What is required: Every line of the material that follows must be printed again exactly.

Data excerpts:
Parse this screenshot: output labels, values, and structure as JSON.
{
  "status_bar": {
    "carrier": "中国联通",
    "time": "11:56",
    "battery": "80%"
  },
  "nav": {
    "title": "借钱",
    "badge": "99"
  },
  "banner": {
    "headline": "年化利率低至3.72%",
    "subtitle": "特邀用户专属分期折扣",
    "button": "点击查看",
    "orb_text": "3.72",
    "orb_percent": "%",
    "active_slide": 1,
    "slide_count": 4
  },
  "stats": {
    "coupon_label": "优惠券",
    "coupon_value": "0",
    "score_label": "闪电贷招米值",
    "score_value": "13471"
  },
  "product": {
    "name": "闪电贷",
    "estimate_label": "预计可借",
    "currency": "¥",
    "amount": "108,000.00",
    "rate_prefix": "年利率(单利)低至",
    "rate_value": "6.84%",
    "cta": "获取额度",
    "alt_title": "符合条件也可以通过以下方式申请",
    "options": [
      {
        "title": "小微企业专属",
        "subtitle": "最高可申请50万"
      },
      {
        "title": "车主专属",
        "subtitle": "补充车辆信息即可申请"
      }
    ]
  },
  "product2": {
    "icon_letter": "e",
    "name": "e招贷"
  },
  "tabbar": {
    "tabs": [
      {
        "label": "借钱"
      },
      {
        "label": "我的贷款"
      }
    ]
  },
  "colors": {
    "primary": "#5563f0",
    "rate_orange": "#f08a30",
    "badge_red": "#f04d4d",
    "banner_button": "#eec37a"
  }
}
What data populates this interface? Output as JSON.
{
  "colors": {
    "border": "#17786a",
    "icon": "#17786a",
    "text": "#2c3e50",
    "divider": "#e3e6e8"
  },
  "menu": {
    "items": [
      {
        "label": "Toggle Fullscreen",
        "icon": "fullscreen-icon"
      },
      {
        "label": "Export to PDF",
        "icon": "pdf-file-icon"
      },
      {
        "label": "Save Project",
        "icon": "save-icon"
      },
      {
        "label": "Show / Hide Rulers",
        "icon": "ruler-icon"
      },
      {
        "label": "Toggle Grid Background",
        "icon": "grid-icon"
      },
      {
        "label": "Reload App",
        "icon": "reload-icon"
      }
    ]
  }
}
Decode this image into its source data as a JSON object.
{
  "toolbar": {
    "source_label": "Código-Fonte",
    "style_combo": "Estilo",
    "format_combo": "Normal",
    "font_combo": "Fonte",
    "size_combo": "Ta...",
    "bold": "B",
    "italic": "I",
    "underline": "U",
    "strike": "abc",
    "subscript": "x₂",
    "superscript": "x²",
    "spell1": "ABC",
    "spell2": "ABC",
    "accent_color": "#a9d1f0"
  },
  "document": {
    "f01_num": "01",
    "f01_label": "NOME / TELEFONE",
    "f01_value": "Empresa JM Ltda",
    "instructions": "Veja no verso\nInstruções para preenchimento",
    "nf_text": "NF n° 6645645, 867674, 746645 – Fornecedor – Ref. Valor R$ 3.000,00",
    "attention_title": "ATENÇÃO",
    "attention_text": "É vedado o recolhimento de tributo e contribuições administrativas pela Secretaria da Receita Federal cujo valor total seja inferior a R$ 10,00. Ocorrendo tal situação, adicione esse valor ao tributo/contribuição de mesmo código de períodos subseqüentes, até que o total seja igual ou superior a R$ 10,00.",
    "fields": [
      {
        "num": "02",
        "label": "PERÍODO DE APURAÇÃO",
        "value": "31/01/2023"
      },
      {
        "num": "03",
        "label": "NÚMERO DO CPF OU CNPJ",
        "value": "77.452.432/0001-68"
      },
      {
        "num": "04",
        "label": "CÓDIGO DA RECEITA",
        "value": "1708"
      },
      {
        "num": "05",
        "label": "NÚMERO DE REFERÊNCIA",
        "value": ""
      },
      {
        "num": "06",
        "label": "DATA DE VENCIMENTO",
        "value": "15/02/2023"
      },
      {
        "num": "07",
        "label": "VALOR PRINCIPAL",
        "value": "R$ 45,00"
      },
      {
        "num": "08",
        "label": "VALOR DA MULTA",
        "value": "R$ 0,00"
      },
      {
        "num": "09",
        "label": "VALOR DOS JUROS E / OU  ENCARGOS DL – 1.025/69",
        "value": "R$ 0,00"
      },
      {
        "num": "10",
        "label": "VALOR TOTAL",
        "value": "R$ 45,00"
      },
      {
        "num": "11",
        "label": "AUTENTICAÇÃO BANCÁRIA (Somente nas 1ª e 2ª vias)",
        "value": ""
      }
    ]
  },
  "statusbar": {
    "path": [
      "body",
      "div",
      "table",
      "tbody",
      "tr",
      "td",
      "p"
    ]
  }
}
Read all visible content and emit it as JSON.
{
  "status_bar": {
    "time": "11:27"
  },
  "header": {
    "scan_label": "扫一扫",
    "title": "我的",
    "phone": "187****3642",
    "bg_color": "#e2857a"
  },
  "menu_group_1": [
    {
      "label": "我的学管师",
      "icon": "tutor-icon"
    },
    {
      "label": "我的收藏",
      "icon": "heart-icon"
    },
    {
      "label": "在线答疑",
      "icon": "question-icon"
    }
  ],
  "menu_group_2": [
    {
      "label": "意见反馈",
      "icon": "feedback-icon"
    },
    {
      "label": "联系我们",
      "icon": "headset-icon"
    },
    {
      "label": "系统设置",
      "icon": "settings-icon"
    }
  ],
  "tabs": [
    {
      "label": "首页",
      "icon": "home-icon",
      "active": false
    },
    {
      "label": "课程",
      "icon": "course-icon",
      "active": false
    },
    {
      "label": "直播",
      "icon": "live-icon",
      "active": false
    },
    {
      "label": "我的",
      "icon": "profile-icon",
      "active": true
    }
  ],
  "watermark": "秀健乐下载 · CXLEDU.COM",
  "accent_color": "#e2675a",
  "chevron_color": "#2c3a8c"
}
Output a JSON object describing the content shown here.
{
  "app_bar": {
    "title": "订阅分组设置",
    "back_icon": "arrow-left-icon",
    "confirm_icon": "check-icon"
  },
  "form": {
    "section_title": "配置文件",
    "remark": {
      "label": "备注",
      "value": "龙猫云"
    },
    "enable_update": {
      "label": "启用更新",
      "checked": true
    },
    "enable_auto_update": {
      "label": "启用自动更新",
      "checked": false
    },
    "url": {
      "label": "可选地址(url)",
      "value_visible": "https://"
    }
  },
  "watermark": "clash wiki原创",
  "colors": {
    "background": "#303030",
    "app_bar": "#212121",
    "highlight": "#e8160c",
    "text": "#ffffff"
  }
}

Right answer:
Parse this screenshot: output labels, values, and structure as JSON.
{
  "status_bar": {
    "carrier": "中国联通",
    "time": "11:56",
    "battery": "80%"
  },
  "nav": {
    "title": "借钱",
    "badge": "99"
  },
  "banner": {
    "headline": "年化利率低至3.72%",
    "subtitle": "特邀用户专属分期折扣",
    "button": "点击查看",
    "orb_text": "3.72",
    "orb_percent": "%",
    "active_slide": 1,
    "slide_count": 4
  },
  "stats": {
    "coupon_label": "优惠券",
    "coupon_value": "0",
    "score_label": "闪电贷招米值",
    "score_value": "13471"
  },
  "product": {
    "name": "闪电贷",
    "estimate_label": "预计可借",
    "currency": "¥",
    "amount": "108,000.00",
    "rate_prefix": "年利率(单利)低至",
    "rate_value": "6.84%",
    "cta": "获取额度",
    "alt_title": "符合条件也可以通过以下方式申请",
    "options": [
      {
        "title": "小微企业专属",
        "subtitle": "最高可申请50万"
      },
      {
        "title": "车主专属",
        "subtitle": "补充车辆信息即可申请"
      }
    ]
  },
  "product2": {
    "icon_letter": "e",
    "name": "e招贷"
  },
  "tabbar": {
    "tabs": [
      {
        "label": "借钱"
      },
      {
        "label": "我的贷款"
      }
    ]
  },
  "colors": {
    "primary": "#5563f0",
    "rate_orange": "#f08a30",
    "badge_red": "#f04d4d",
    "banner_button": "#eec37a"
  }
}
What data populates this interface? Output as JSON.
{
  "colors": {
    "border": "#17786a",
    "icon": "#17786a",
    "text": "#2c3e50",
    "divider": "#e3e6e8"
  },
  "menu": {
    "items": [
      {
        "label": "Toggle Fullscreen",
        "icon": "fullscreen-icon"
      },
      {
        "label": "Export to PDF",
        "icon": "pdf-file-icon"
      },
      {
        "label": "Save Project",
        "icon": "save-icon"
      },
      {
        "label": "Show / Hide Rulers",
        "icon": "ruler-icon"
      },
      {
        "label": "Toggle Grid Background",
        "icon": "grid-icon"
      },
      {
        "label": "Reload App",
        "icon": "reload-icon"
      }
    ]
  }
}
Decode this image into its source data as a JSON object.
{
  "toolbar": {
    "source_label": "Código-Fonte",
    "style_combo": "Estilo",
    "format_combo": "Normal",
    "font_combo": "Fonte",
    "size_combo": "Ta...",
    "bold": "B",
    "italic": "I",
    "underline": "U",
    "strike": "abc",
    "subscript": "x₂",
    "superscript": "x²",
    "spell1": "ABC",
    "spell2": "ABC",
    "accent_color": "#a9d1f0"
  },
  "document": {
    "f01_num": "01",
    "f01_label": "NOME / TELEFONE",
    "f01_value": "Empresa JM Ltda",
    "instructions": "Veja no verso\nInstruções para preenchimento",
    "nf_text": "NF n° 6645645, 867674, 746645 – Fornecedor – Ref. Valor R$ 3.000,00",
    "attention_title": "ATENÇÃO",
    "attention_text": "É vedado o recolhimento de tributo e contribuições administrativas pela Secretaria da Receita Federal cujo valor total seja inferior a R$ 10,00. Ocorrendo tal situação, adicione esse valor ao tributo/contribuição de mesmo código de períodos subseqüentes, até que o total seja igual ou superior a R$ 10,00.",
    "fields": [
      {
        "num": "02",
        "label": "PERÍODO DE APURAÇÃO",
        "value": "31/01/2023"
      },
      {
        "num": "03",
        "label": "NÚMERO DO CPF OU CNPJ",
        "value": "77.452.432/0001-68"
      },
      {
        "num": "04",
        "label": "CÓDIGO DA RECEITA",
        "value": "1708"
      },
      {
        "num": "05",
        "label": "NÚMERO DE REFERÊNCIA",
        "value": ""
      },
      {
        "num": "06",
        "label": "DATA DE VENCIMENTO",
        "value": "15/02/2023"
      },
      {
        "num": "07",
        "label": "VALOR PRINCIPAL",
        "value": "R$ 45,00"
      },
      {
        "num": "08",
        "label": "VALOR DA MULTA",
        "value": "R$ 0,00"
      },
      {
        "num": "09",
        "label": "VALOR DOS JUROS E / OU  ENCARGOS DL – 1.025/69",
        "value": "R$ 0,00"
      },
      {
        "num": "10",
        "label": "VALOR TOTAL",
        "value": "R$ 45,00"
      },
      {
        "num": "11",
        "label": "AUTENTICAÇÃO BANCÁRIA (Somente nas 1ª e 2ª vias)",
        "value": ""
      }
    ]
  },
  "statusbar": {
    "path": [
      "body",
      "div",
      "table",
      "tbody",
      "tr",
      "td",
      "p"
    ]
  }
}
Read all visible content and emit it as JSON.
{
  "status_bar": {
    "time": "11:27"
  },
  "header": {
    "scan_label": "扫一扫",
    "title": "我的",
    "phone": "187****3642",
    "bg_color": "#e2857a"
  },
  "menu_group_1": [
    {
      "label": "我的学管师",
      "icon": "tutor-icon"
    },
    {
      "label": "我的收藏",
      "icon": "heart-icon"
    },
    {
      "label": "在线答疑",
      "icon": "question-icon"
    }
  ],
  "menu_group_2": [
    {
      "label": "意见反馈",
      "icon": "feedback-icon"
    },
    {
      "label": "联系我们",
      "icon": "headset-icon"
    },
    {
      "label": "系统设置",
      "icon": "settings-icon"
    }
  ],
  "tabs": [
    {
      "label": "首页",
      "icon": "home-icon",
      "active": false
    },
    {
      "label": "课程",
      "icon": "course-icon",
      "active": false
    },
    {
      "label": "直播",
      "icon": "live-icon",
      "active": false
    },
    {
      "label": "我的",
      "icon": "profile-icon",
      "active": true
    }
  ],
  "watermark": "秀健乐下载 · CXLEDU.COM",
  "accent_color": "#e2675a",
  "chevron_color": "#2c3a8c"
}
Output a JSON object describing the content shown here.
{
  "app_bar": {
    "title": "订阅分组设置",
    "back_icon": "arrow-left-icon",
    "confirm_icon": "check-icon"
  },
  "form": {
    "section_title": "配置文件",
    "remark": {
      "label": "备注",
      "value": "龙猫云"
    },
    "enable_update": {
      "label": "启用更新",
      "checked": true
    },
    "enable_auto_update": {
      "label": "启用自动更新",
      "checked": false
    },
    "url": {
      "label": "可选地址(url)",
      "value_visible": "https://"
    }
  },
  "watermark": "clash wiki原创",
  "colors": {
    "background": "#303030",
    "app_bar": "#212121",
    "highlight": "#e8160c",
    "text": "#ffffff"
  }
}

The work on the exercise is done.